Exercise →
The data must be written out once more, precisely as given.

Exercise inputs →
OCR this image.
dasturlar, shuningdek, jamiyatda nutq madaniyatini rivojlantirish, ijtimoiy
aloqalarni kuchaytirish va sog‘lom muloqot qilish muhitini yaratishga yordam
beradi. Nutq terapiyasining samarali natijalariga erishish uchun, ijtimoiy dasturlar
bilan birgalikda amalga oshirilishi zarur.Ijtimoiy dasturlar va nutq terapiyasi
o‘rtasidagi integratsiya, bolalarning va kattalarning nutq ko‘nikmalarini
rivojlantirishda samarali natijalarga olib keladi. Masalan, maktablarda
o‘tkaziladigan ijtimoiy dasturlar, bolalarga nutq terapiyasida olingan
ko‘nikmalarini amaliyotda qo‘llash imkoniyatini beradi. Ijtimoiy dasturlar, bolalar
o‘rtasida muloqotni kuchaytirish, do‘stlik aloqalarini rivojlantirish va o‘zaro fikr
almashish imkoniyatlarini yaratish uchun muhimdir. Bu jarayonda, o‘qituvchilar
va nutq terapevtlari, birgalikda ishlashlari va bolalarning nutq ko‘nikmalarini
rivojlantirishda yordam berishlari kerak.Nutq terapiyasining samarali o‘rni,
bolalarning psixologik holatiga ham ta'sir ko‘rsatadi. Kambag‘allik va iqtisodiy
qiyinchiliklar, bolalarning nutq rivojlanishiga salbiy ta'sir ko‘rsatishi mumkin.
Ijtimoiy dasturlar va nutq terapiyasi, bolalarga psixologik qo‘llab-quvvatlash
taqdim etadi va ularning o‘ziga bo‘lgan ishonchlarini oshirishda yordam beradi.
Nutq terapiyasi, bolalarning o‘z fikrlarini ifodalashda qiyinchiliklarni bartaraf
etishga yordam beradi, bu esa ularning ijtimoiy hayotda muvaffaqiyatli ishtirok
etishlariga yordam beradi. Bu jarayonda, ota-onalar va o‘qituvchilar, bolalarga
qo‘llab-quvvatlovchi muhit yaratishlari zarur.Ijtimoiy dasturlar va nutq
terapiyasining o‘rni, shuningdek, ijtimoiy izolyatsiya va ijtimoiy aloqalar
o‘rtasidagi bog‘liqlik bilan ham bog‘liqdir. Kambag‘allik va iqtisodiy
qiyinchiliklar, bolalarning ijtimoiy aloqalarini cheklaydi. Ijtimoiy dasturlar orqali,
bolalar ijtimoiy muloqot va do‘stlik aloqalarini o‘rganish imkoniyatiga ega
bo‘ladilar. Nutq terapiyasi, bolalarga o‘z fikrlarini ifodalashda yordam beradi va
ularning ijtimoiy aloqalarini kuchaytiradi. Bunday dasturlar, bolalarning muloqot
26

Solved exercise →
OCR this image.
dasturlar, shuningdek, jamiyatda nutq madaniyatini rivojlantirish, ijtimoiy
aloqalarni kuchaytirish va sog‘lom muloqot qilish muhitini yaratishga yordam
beradi. Nutq terapiyasining samarali natijalariga erishish uchun, ijtimoiy dasturlar
bilan birgalikda amalga oshirilishi zarur.Ijtimoiy dasturlar va nutq terapiyasi
o‘rtasidagi integratsiya, bolalarning va kattalarning nutq ko‘nikmalarini
rivojlantirishda samarali natijalarga olib keladi. Masalan, maktablarda
o‘tkaziladigan ijtimoiy dasturlar, bolalarga nutq terapiyasida olingan
ko‘nikmalarini amaliyotda qo‘llash imkoniyatini beradi. Ijtimoiy dasturlar, bolalar
o‘rtasida muloqotni kuchaytirish, do‘stlik aloqalarini rivojlantirish va o‘zaro fikr
almashish imkoniyatlarini yaratish uchun muhimdir. Bu jarayonda, o‘qituvchilar
va nutq terapevtlari, birgalikda ishlashlari va bolalarning nutq ko‘nikmalarini
rivojlantirishda yordam berishlari kerak.Nutq terapiyasining samarali o‘rni,
bolalarning psixologik holatiga ham ta'sir ko‘rsatadi. Kambag‘allik va iqtisodiy
qiyinchiliklar, bolalarning nutq rivojlanishiga salbiy ta'sir ko‘rsatishi mumkin.
Ijtimoiy dasturlar va nutq terapiyasi, bolalarga psixologik qo‘llab-quvvatlash
taqdim etadi va ularning o‘ziga bo‘lgan ishonchlarini oshirishda yordam beradi.
Nutq terapiyasi, bolalarning o‘z fikrlarini ifodalashda qiyinchiliklarni bartaraf
etishga yordam beradi, bu esa ularning ijtimoiy hayotda muvaffaqiyatli ishtirok
etishlariga yordam beradi. Bu jarayonda, ota-onalar va o‘qituvchilar, bolalarga
qo‘llab-quvvatlovchi muhit yaratishlari zarur.Ijtimoiy dasturlar va nutq
terapiyasining o‘rni, shuningdek, ijtimoiy izolyatsiya va ijtimoiy aloqalar
o‘rtasidagi bog‘liqlik bilan ham bog‘liqdir. Kambag‘allik va iqtisodiy
qiyinchiliklar, bolalarning ijtimoiy aloqalarini cheklaydi. Ijtimoiy dasturlar orqali,
bolalar ijtimoiy muloqot va do‘stlik aloqalarini o‘rganish imkoniyatiga ega
bo‘ladilar. Nutq terapiyasi, bolalarga o‘z fikrlarini ifodalashda yordam beradi va
ularning ijtimoiy aloqalarini kuchaytiradi. Bunday dasturlar, bolalarning muloqot
26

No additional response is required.